= TO BE DONE =
Repeat every entry in the listing below, exactly.

= DATA RECORDS =
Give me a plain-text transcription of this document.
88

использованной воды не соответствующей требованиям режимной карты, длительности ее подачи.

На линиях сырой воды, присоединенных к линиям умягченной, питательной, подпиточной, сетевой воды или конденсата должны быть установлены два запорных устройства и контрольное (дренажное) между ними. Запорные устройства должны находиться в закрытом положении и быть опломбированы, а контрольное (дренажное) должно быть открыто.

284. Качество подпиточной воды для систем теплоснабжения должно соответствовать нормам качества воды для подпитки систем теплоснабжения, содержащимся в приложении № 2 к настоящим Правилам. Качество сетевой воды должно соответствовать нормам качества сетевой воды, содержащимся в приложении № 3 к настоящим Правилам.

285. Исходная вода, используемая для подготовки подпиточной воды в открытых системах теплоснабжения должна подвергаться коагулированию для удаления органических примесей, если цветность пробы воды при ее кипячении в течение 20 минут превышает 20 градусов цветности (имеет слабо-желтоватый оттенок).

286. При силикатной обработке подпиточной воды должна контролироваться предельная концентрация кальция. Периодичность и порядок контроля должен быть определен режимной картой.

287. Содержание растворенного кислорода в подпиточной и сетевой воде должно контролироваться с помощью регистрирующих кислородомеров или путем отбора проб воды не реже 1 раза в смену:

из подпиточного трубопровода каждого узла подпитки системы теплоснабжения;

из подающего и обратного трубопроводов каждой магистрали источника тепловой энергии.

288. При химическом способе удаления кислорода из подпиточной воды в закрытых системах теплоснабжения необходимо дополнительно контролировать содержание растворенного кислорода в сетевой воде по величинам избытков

= RESULT OF THE EXERCISE =
Give me a plain-text transcription of this document.
88

использованной воды не соответствующей требованиям режимной карты, длительности ее подачи.

На линиях сырой воды, присоединенных к линиям умягченной, питательной, подпиточной, сетевой воды или конденсата должны быть установлены два запорных устройства и контрольное (дренажное) между ними. Запорные устройства должны находиться в закрытом положении и быть опломбированы, а контрольное (дренажное) должно быть открыто.

284. Качество подпиточной воды для систем теплоснабжения должно соответствовать нормам качества воды для подпитки систем теплоснабжения, содержащимся в приложении № 2 к настоящим Правилам. Качество сетевой воды должно соответствовать нормам качества сетевой воды, содержащимся в приложении № 3 к настоящим Правилам.

285. Исходная вода, используемая для подготовки подпиточной воды в открытых системах теплоснабжения должна подвергаться коагулированию для удаления органических примесей, если цветность пробы воды при ее кипячении в течение 20 минут превышает 20 градусов цветности (имеет слабо-желтоватый оттенок).

286. При силикатной обработке подпиточной воды должна контролироваться предельная концентрация кальция. Периодичность и порядок контроля должен быть определен режимной картой.

287. Содержание растворенного кислорода в подпиточной и сетевой воде должно контролироваться с помощью регистрирующих кислородомеров или путем отбора проб воды не реже 1 раза в смену:

из подпиточного трубопровода каждого узла подпитки системы теплоснабжения;

из подающего и обратного трубопроводов каждой магистрали источника тепловой энергии.

288. При химическом способе удаления кислорода из подпиточной воды в закрытых системах теплоснабжения необходимо дополнительно контролировать содержание растворенного кислорода в сетевой воде по величинам избытков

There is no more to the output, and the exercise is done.